• **WHAT YOU WILL DO**:
Each image should be skipped while the records are restated word for word.
(PROVIDED DATA begins)
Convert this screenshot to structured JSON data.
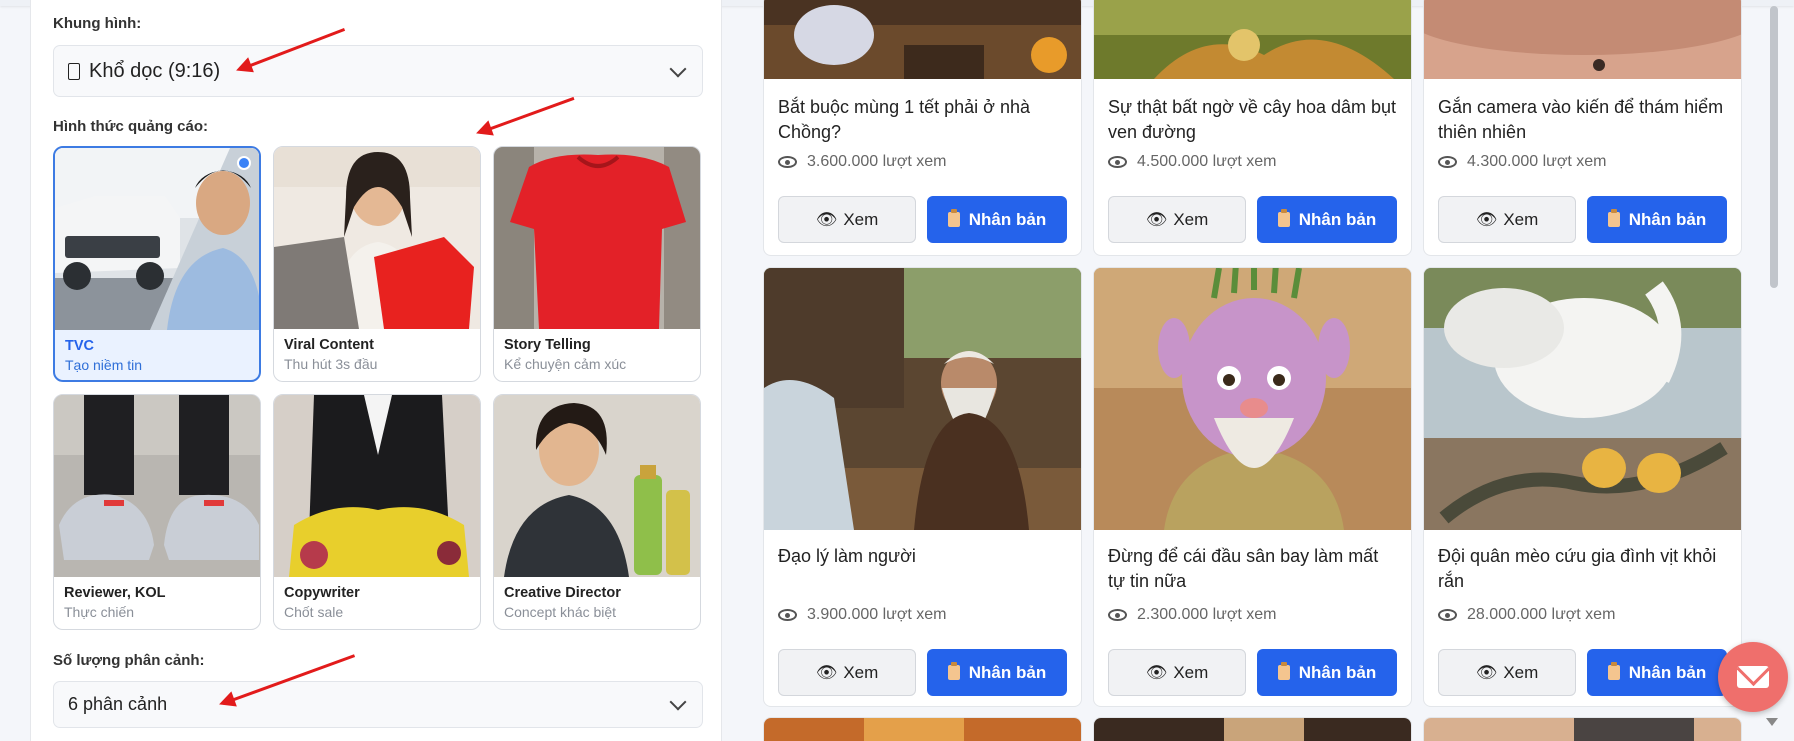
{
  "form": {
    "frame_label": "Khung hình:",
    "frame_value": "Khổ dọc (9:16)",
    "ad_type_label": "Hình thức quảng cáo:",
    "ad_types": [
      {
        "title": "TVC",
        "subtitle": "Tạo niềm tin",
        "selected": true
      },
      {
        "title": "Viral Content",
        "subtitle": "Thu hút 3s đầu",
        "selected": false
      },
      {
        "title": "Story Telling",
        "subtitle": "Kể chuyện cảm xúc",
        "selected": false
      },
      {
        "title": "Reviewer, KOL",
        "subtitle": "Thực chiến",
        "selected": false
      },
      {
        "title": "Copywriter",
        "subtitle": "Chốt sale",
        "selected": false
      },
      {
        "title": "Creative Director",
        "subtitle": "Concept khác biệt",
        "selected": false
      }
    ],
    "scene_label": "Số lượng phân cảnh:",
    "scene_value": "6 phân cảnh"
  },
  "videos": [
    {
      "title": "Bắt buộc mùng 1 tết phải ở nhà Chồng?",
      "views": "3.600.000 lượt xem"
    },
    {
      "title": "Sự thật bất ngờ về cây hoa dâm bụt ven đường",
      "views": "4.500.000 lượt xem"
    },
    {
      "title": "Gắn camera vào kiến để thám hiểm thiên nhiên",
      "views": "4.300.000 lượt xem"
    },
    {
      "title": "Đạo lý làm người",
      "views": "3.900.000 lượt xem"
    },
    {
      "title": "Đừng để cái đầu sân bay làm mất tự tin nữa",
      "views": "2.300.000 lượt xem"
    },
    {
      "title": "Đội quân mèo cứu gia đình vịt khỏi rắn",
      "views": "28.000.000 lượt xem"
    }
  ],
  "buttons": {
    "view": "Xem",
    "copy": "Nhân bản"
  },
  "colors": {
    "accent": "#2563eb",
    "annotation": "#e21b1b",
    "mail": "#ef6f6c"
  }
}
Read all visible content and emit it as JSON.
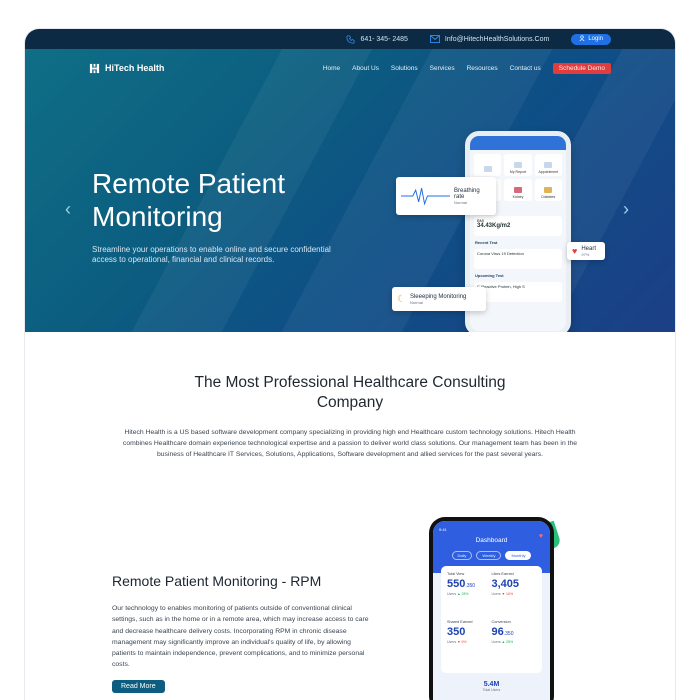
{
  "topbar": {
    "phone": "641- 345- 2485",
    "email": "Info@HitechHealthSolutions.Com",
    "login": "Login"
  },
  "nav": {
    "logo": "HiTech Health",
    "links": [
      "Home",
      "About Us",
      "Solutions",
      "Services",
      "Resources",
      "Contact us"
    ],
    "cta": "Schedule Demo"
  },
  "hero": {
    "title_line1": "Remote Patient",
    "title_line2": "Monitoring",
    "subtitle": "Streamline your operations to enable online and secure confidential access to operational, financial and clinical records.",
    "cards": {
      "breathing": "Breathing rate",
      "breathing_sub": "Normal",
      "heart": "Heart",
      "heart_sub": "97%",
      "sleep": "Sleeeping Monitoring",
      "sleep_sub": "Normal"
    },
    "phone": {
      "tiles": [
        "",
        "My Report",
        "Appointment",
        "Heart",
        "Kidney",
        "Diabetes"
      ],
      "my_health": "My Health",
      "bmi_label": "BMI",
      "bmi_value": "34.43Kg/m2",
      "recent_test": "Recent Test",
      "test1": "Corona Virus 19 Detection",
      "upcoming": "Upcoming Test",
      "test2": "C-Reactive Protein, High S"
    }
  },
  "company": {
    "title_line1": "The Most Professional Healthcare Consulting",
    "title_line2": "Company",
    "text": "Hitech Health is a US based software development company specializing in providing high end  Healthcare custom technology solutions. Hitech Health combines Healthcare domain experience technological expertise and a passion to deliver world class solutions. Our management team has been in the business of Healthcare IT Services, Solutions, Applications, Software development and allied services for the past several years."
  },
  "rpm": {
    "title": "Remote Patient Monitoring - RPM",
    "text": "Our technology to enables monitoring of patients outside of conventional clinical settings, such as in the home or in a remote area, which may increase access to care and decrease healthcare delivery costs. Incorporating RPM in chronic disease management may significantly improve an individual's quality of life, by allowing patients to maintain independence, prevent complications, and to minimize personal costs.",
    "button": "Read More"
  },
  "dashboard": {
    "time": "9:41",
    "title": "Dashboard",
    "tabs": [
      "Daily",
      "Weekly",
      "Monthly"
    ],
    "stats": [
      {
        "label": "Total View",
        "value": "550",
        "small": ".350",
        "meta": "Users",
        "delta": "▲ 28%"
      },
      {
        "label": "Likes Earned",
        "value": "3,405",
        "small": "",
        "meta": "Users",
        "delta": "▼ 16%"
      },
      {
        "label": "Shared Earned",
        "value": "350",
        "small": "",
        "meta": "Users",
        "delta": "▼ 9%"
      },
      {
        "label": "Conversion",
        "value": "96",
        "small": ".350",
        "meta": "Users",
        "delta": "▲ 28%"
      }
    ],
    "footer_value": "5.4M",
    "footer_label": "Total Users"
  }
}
(PROVIDED DATA ends)
• **SOLUTION TO THIS TASK**:
Convert this screenshot to structured JSON data.
{
  "form": {
    "frame_label": "Khung hình:",
    "frame_value": "Khổ dọc (9:16)",
    "ad_type_label": "Hình thức quảng cáo:",
    "ad_types": [
      {
        "title": "TVC",
        "subtitle": "Tạo niềm tin",
        "selected": true
      },
      {
        "title": "Viral Content",
        "subtitle": "Thu hút 3s đầu",
        "selected": false
      },
      {
        "title": "Story Telling",
        "subtitle": "Kể chuyện cảm xúc",
        "selected": false
      },
      {
        "title": "Reviewer, KOL",
        "subtitle": "Thực chiến",
        "selected": false
      },
      {
        "title": "Copywriter",
        "subtitle": "Chốt sale",
        "selected": false
      },
      {
        "title": "Creative Director",
        "subtitle": "Concept khác biệt",
        "selected": false
      }
    ],
    "scene_label": "Số lượng phân cảnh:",
    "scene_value": "6 phân cảnh"
  },
  "videos": [
    {
      "title": "Bắt buộc mùng 1 tết phải ở nhà Chồng?",
      "views": "3.600.000 lượt xem"
    },
    {
      "title": "Sự thật bất ngờ về cây hoa dâm bụt ven đường",
      "views": "4.500.000 lượt xem"
    },
    {
      "title": "Gắn camera vào kiến để thám hiểm thiên nhiên",
      "views": "4.300.000 lượt xem"
    },
    {
      "title": "Đạo lý làm người",
      "views": "3.900.000 lượt xem"
    },
    {
      "title": "Đừng để cái đầu sân bay làm mất tự tin nữa",
      "views": "2.300.000 lượt xem"
    },
    {
      "title": "Đội quân mèo cứu gia đình vịt khỏi rắn",
      "views": "28.000.000 lượt xem"
    }
  ],
  "buttons": {
    "view": "Xem",
    "copy": "Nhân bản"
  },
  "colors": {
    "accent": "#2563eb",
    "annotation": "#e21b1b",
    "mail": "#ef6f6c"
  }
}
Read all visible content and emit it as JSON.
{
  "topbar": {
    "phone": "641- 345- 2485",
    "email": "Info@HitechHealthSolutions.Com",
    "login": "Login"
  },
  "nav": {
    "logo": "HiTech Health",
    "links": [
      "Home",
      "About Us",
      "Solutions",
      "Services",
      "Resources",
      "Contact us"
    ],
    "cta": "Schedule Demo"
  },
  "hero": {
    "title_line1": "Remote Patient",
    "title_line2": "Monitoring",
    "subtitle": "Streamline your operations to enable online and secure confidential access to operational, financial and clinical records.",
    "cards": {
      "breathing": "Breathing rate",
      "breathing_sub": "Normal",
      "heart": "Heart",
      "heart_sub": "97%",
      "sleep": "Sleeeping Monitoring",
      "sleep_sub": "Normal"
    },
    "phone": {
      "tiles": [
        "",
        "My Report",
        "Appointment",
        "Heart",
        "Kidney",
        "Diabetes"
      ],
      "my_health": "My Health",
      "bmi_label": "BMI",
      "bmi_value": "34.43Kg/m2",
      "recent_test": "Recent Test",
      "test1": "Corona Virus 19 Detection",
      "upcoming": "Upcoming Test",
      "test2": "C-Reactive Protein, High S"
    }
  },
  "company": {
    "title_line1": "The Most Professional Healthcare Consulting",
    "title_line2": "Company",
    "text": "Hitech Health is a US based software development company specializing in providing high end  Healthcare custom technology solutions. Hitech Health combines Healthcare domain experience technological expertise and a passion to deliver world class solutions. Our management team has been in the business of Healthcare IT Services, Solutions, Applications, Software development and allied services for the past several years."
  },
  "rpm": {
    "title": "Remote Patient Monitoring - RPM",
    "text": "Our technology to enables monitoring of patients outside of conventional clinical settings, such as in the home or in a remote area, which may increase access to care and decrease healthcare delivery costs. Incorporating RPM in chronic disease management may significantly improve an individual's quality of life, by allowing patients to maintain independence, prevent complications, and to minimize personal costs.",
    "button": "Read More"
  },
  "dashboard": {
    "time": "9:41",
    "title": "Dashboard",
    "tabs": [
      "Daily",
      "Weekly",
      "Monthly"
    ],
    "stats": [
      {
        "label": "Total View",
        "value": "550",
        "small": ".350",
        "meta": "Users",
        "delta": "▲ 28%"
      },
      {
        "label": "Likes Earned",
        "value": "3,405",
        "small": "",
        "meta": "Users",
        "delta": "▼ 16%"
      },
      {
        "label": "Shared Earned",
        "value": "350",
        "small": "",
        "meta": "Users",
        "delta": "▼ 9%"
      },
      {
        "label": "Conversion",
        "value": "96",
        "small": ".350",
        "meta": "Users",
        "delta": "▲ 28%"
      }
    ],
    "footer_value": "5.4M",
    "footer_label": "Total Users"
  }
}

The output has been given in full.